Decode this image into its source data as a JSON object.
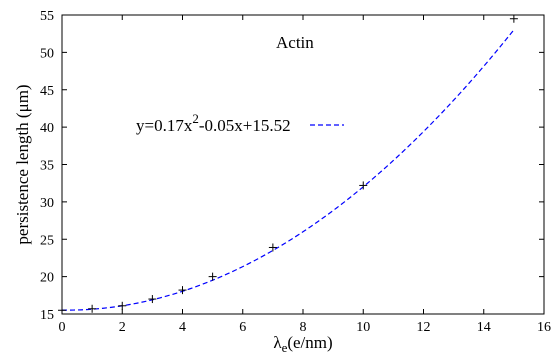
{
  "chart_data": {
    "type": "scatter",
    "annotation": "Actin",
    "xlabel": {
      "symbol": "λ",
      "subscript": "e",
      "rest": "(e/nm)"
    },
    "ylabel": "persistence length (μm)",
    "xlim": [
      0,
      16
    ],
    "ylim": [
      15,
      55
    ],
    "xticks": [
      0,
      2,
      4,
      6,
      8,
      10,
      12,
      14,
      16
    ],
    "yticks": [
      15,
      20,
      25,
      30,
      35,
      40,
      45,
      50,
      55
    ],
    "grid": false,
    "legend": {
      "placement": "upper-left",
      "label_parts": {
        "base": "y=0.17x",
        "sup": "2",
        "rest": "-0.05x+15.52"
      }
    },
    "series": [
      {
        "kind": "points",
        "marker": "+",
        "color": "#000000",
        "x": [
          0,
          1,
          2,
          3,
          4,
          5,
          7,
          10,
          15
        ],
        "y": [
          15.5,
          15.7,
          16.1,
          17.0,
          18.2,
          20.0,
          23.9,
          32.2,
          54.5
        ]
      },
      {
        "kind": "fit",
        "style": "dashed",
        "color": "#0000ff",
        "coefficients": {
          "a": 0.17,
          "b": -0.05,
          "c": 15.52
        },
        "x_range": [
          0,
          15
        ]
      }
    ]
  }
}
========================================================================
# Goal:
Reproduce each entry precisely, dropping only the pictures.

# Answer for this exercise:
Decode this image into its source data as a JSON object.
{
  "chart_data": {
    "type": "scatter",
    "annotation": "Actin",
    "xlabel": {
      "symbol": "λ",
      "subscript": "e",
      "rest": "(e/nm)"
    },
    "ylabel": "persistence length (μm)",
    "xlim": [
      0,
      16
    ],
    "ylim": [
      15,
      55
    ],
    "xticks": [
      0,
      2,
      4,
      6,
      8,
      10,
      12,
      14,
      16
    ],
    "yticks": [
      15,
      20,
      25,
      30,
      35,
      40,
      45,
      50,
      55
    ],
    "grid": false,
    "legend": {
      "placement": "upper-left",
      "label_parts": {
        "base": "y=0.17x",
        "sup": "2",
        "rest": "-0.05x+15.52"
      }
    },
    "series": [
      {
        "kind": "points",
        "marker": "+",
        "color": "#000000",
        "x": [
          0,
          1,
          2,
          3,
          4,
          5,
          7,
          10,
          15
        ],
        "y": [
          15.5,
          15.7,
          16.1,
          17.0,
          18.2,
          20.0,
          23.9,
          32.2,
          54.5
        ]
      },
      {
        "kind": "fit",
        "style": "dashed",
        "color": "#0000ff",
        "coefficients": {
          "a": 0.17,
          "b": -0.05,
          "c": 15.52
        },
        "x_range": [
          0,
          15
        ]
      }
    ]
  }
}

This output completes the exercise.